Aim: Find each line containing the string "JSON". Copy it.

Data for this task:
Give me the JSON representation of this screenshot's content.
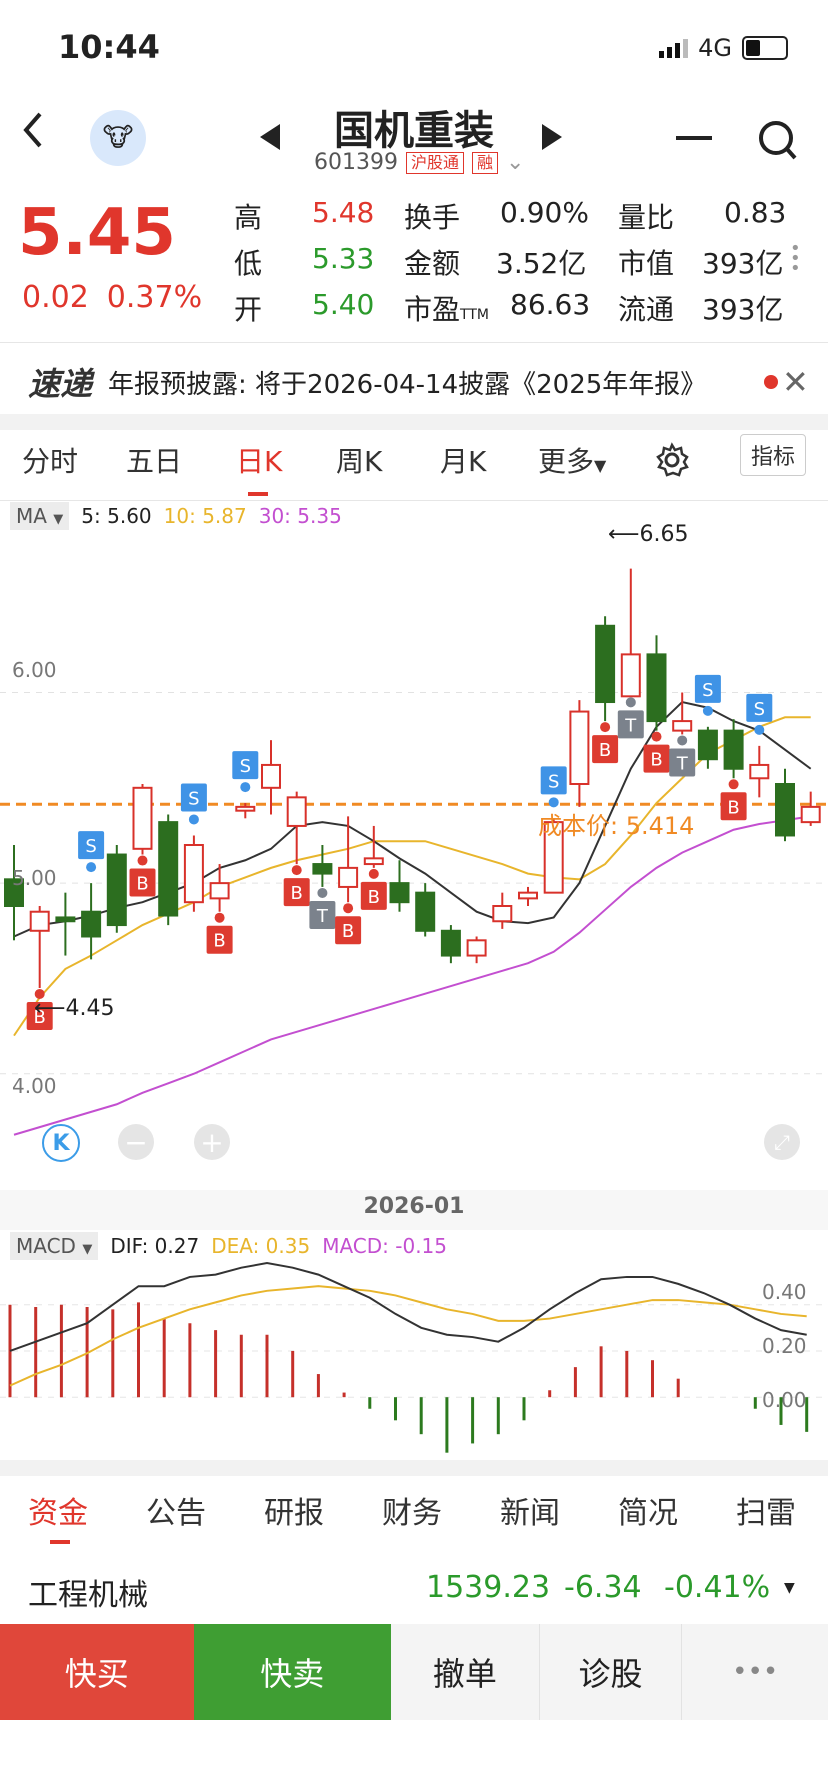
{
  "status": {
    "time": "10:44",
    "network": "4G"
  },
  "header": {
    "title": "国机重装",
    "code": "601399",
    "tag1": "沪股通",
    "tag2": "融"
  },
  "quote": {
    "price": "5.45",
    "change": "0.02",
    "change_pct": "0.37%",
    "high_label": "高",
    "high": "5.48",
    "low_label": "低",
    "low": "5.33",
    "open_label": "开",
    "open": "5.40",
    "turnover_label": "换手",
    "turnover": "0.90%",
    "amount_label": "金额",
    "amount": "3.52亿",
    "pe_label": "市盈",
    "pe_ttm": "TTM",
    "pe": "86.63",
    "vol_ratio_label": "量比",
    "vol_ratio": "0.83",
    "mktcap_label": "市值",
    "mktcap": "393亿",
    "float_label": "流通",
    "float": "393亿"
  },
  "news": {
    "logo": "速递",
    "text": "年报预披露: 将于2026-04-14披露《2025年年报》"
  },
  "tabs": [
    "分时",
    "五日",
    "日K",
    "周K",
    "月K",
    "更多",
    "指标"
  ],
  "ma": {
    "label": "MA",
    "ma5": "5: 5.60",
    "ma10": "10: 5.87",
    "ma30": "30: 5.35"
  },
  "kline": {
    "max_label": "6.65",
    "min_label": "4.45",
    "y_ticks": [
      "6.00",
      "5.00",
      "4.00"
    ],
    "cost_label": "成本价: 5.414",
    "date_label": "2026-01",
    "k_badge": "K",
    "minus": "−",
    "plus": "+"
  },
  "macd": {
    "label": "MACD",
    "dif": "DIF: 0.27",
    "dea": "DEA: 0.35",
    "macd": "MACD: -0.15",
    "ticks": [
      "0.40",
      "0.20",
      "0.00"
    ]
  },
  "bottom_tabs": [
    "资金",
    "公告",
    "研报",
    "财务",
    "新闻",
    "简况",
    "扫雷"
  ],
  "sector": {
    "name": "工程机械",
    "value": "1539.23",
    "change": "-6.34",
    "pct": "-0.41%"
  },
  "actions": {
    "buy": "快买",
    "sell": "快卖",
    "cancel": "撤单",
    "diagnose": "诊股",
    "more": "•••"
  },
  "chart_data": {
    "type": "candlestick",
    "candles": [
      [
        5.02,
        4.88,
        5.2,
        4.7
      ],
      [
        4.75,
        4.85,
        4.88,
        4.45
      ],
      [
        4.82,
        4.8,
        4.95,
        4.62
      ],
      [
        4.85,
        4.72,
        5.0,
        4.6
      ],
      [
        5.15,
        4.78,
        5.2,
        4.74
      ],
      [
        5.18,
        5.5,
        5.52,
        5.15
      ],
      [
        5.32,
        4.83,
        5.36,
        4.78
      ],
      [
        4.9,
        5.2,
        5.25,
        4.85
      ],
      [
        4.92,
        5.0,
        5.1,
        4.85
      ],
      [
        5.38,
        5.4,
        5.42,
        5.34
      ],
      [
        5.5,
        5.62,
        5.75,
        5.36
      ],
      [
        5.3,
        5.45,
        5.48,
        5.1
      ],
      [
        5.1,
        5.05,
        5.2,
        4.98
      ],
      [
        4.98,
        5.08,
        5.35,
        4.9
      ],
      [
        5.1,
        5.13,
        5.3,
        5.08
      ],
      [
        5.0,
        4.9,
        5.12,
        4.85
      ],
      [
        4.95,
        4.75,
        5.0,
        4.72
      ],
      [
        4.75,
        4.62,
        4.78,
        4.58
      ],
      [
        4.62,
        4.7,
        4.72,
        4.58
      ],
      [
        4.8,
        4.88,
        4.95,
        4.76
      ],
      [
        4.92,
        4.95,
        4.98,
        4.88
      ],
      [
        4.95,
        5.32,
        5.34,
        4.95
      ],
      [
        5.52,
        5.9,
        5.96,
        5.4
      ],
      [
        6.35,
        5.95,
        6.4,
        5.85
      ],
      [
        5.98,
        6.2,
        6.65,
        5.98
      ],
      [
        6.2,
        5.85,
        6.3,
        5.8
      ],
      [
        5.8,
        5.85,
        6.0,
        5.78
      ],
      [
        5.8,
        5.65,
        5.82,
        5.6
      ],
      [
        5.8,
        5.6,
        5.86,
        5.55
      ],
      [
        5.55,
        5.62,
        5.72,
        5.45
      ],
      [
        5.52,
        5.25,
        5.6,
        5.22
      ],
      [
        5.32,
        5.4,
        5.48,
        5.3
      ]
    ],
    "ma5": [
      4.72,
      4.78,
      4.8,
      4.83,
      4.87,
      4.9,
      4.95,
      5.0,
      5.08,
      5.12,
      5.18,
      5.3,
      5.32,
      5.3,
      5.22,
      5.13,
      5.05,
      4.95,
      4.85,
      4.8,
      4.79,
      4.82,
      5.0,
      5.3,
      5.6,
      5.82,
      5.95,
      5.92,
      5.85,
      5.8,
      5.7,
      5.6
    ],
    "ma10": [
      4.2,
      4.4,
      4.55,
      4.62,
      4.7,
      4.78,
      4.84,
      4.9,
      4.98,
      5.03,
      5.08,
      5.12,
      5.15,
      5.18,
      5.22,
      5.22,
      5.22,
      5.18,
      5.14,
      5.1,
      5.05,
      5.03,
      5.02,
      5.1,
      5.25,
      5.42,
      5.55,
      5.68,
      5.75,
      5.82,
      5.87,
      5.87
    ],
    "ma30": [
      3.68,
      3.72,
      3.76,
      3.8,
      3.84,
      3.9,
      3.95,
      4.0,
      4.06,
      4.12,
      4.18,
      4.22,
      4.26,
      4.3,
      4.34,
      4.38,
      4.42,
      4.46,
      4.5,
      4.54,
      4.58,
      4.64,
      4.74,
      4.86,
      4.98,
      5.08,
      5.16,
      5.22,
      5.28,
      5.31,
      5.33,
      5.35
    ],
    "ylim": [
      3.6,
      6.8
    ],
    "markers": [
      {
        "i": 1,
        "t": "B"
      },
      {
        "i": 3,
        "t": "S"
      },
      {
        "i": 5,
        "t": "B"
      },
      {
        "i": 7,
        "t": "S"
      },
      {
        "i": 8,
        "t": "B"
      },
      {
        "i": 9,
        "t": "S"
      },
      {
        "i": 11,
        "t": "B"
      },
      {
        "i": 12,
        "t": "T"
      },
      {
        "i": 13,
        "t": "B"
      },
      {
        "i": 14,
        "t": "B"
      },
      {
        "i": 21,
        "t": "S"
      },
      {
        "i": 23,
        "t": "B"
      },
      {
        "i": 24,
        "t": "T"
      },
      {
        "i": 25,
        "t": "B"
      },
      {
        "i": 26,
        "t": "T"
      },
      {
        "i": 27,
        "t": "S"
      },
      {
        "i": 28,
        "t": "B"
      },
      {
        "i": 29,
        "t": "S"
      }
    ],
    "macd_hist": [
      0.4,
      0.39,
      0.4,
      0.39,
      0.38,
      0.41,
      0.34,
      0.32,
      0.29,
      0.27,
      0.27,
      0.2,
      0.1,
      0.02,
      -0.05,
      -0.1,
      -0.16,
      -0.24,
      -0.2,
      -0.16,
      -0.1,
      0.03,
      0.13,
      0.22,
      0.2,
      0.16,
      0.08,
      0.0,
      0.0,
      -0.05,
      -0.12,
      -0.15
    ],
    "dif": [
      0.2,
      0.24,
      0.28,
      0.32,
      0.4,
      0.48,
      0.48,
      0.52,
      0.53,
      0.56,
      0.58,
      0.56,
      0.53,
      0.48,
      0.43,
      0.36,
      0.3,
      0.27,
      0.26,
      0.24,
      0.3,
      0.38,
      0.45,
      0.51,
      0.52,
      0.52,
      0.49,
      0.45,
      0.4,
      0.34,
      0.29,
      0.27
    ],
    "dea": [
      0.05,
      0.1,
      0.14,
      0.19,
      0.25,
      0.3,
      0.34,
      0.38,
      0.41,
      0.44,
      0.46,
      0.47,
      0.48,
      0.47,
      0.46,
      0.44,
      0.41,
      0.38,
      0.36,
      0.33,
      0.33,
      0.34,
      0.36,
      0.38,
      0.4,
      0.42,
      0.42,
      0.41,
      0.4,
      0.38,
      0.36,
      0.35
    ],
    "macd_ylim": [
      -0.25,
      0.55
    ]
  }
}
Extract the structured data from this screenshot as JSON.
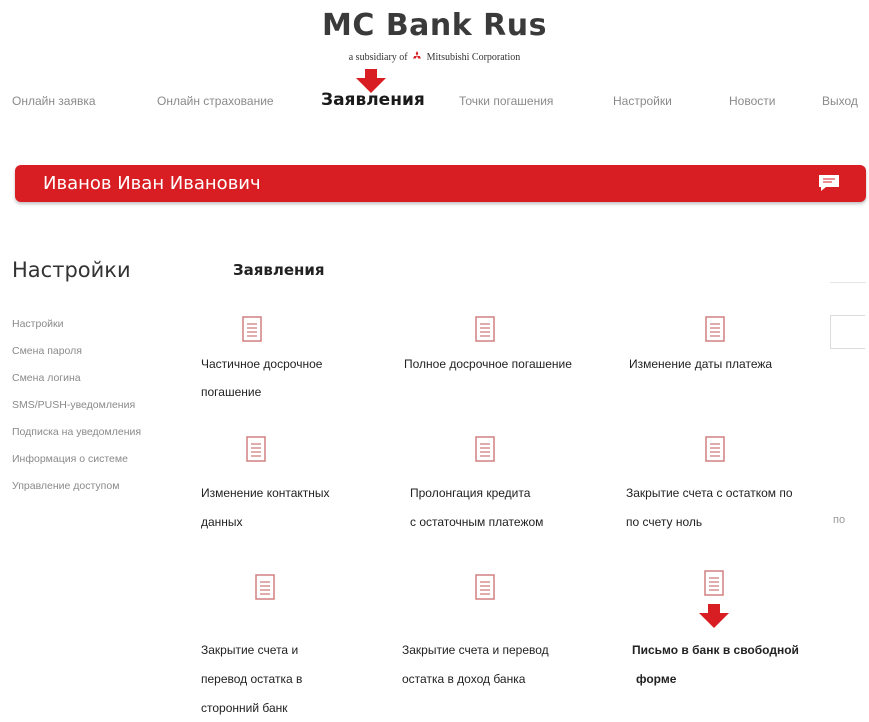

Finished exercise:
Give me the JSON representation of this screenshot's content.
Extract the structured data from this screenshot as JSON.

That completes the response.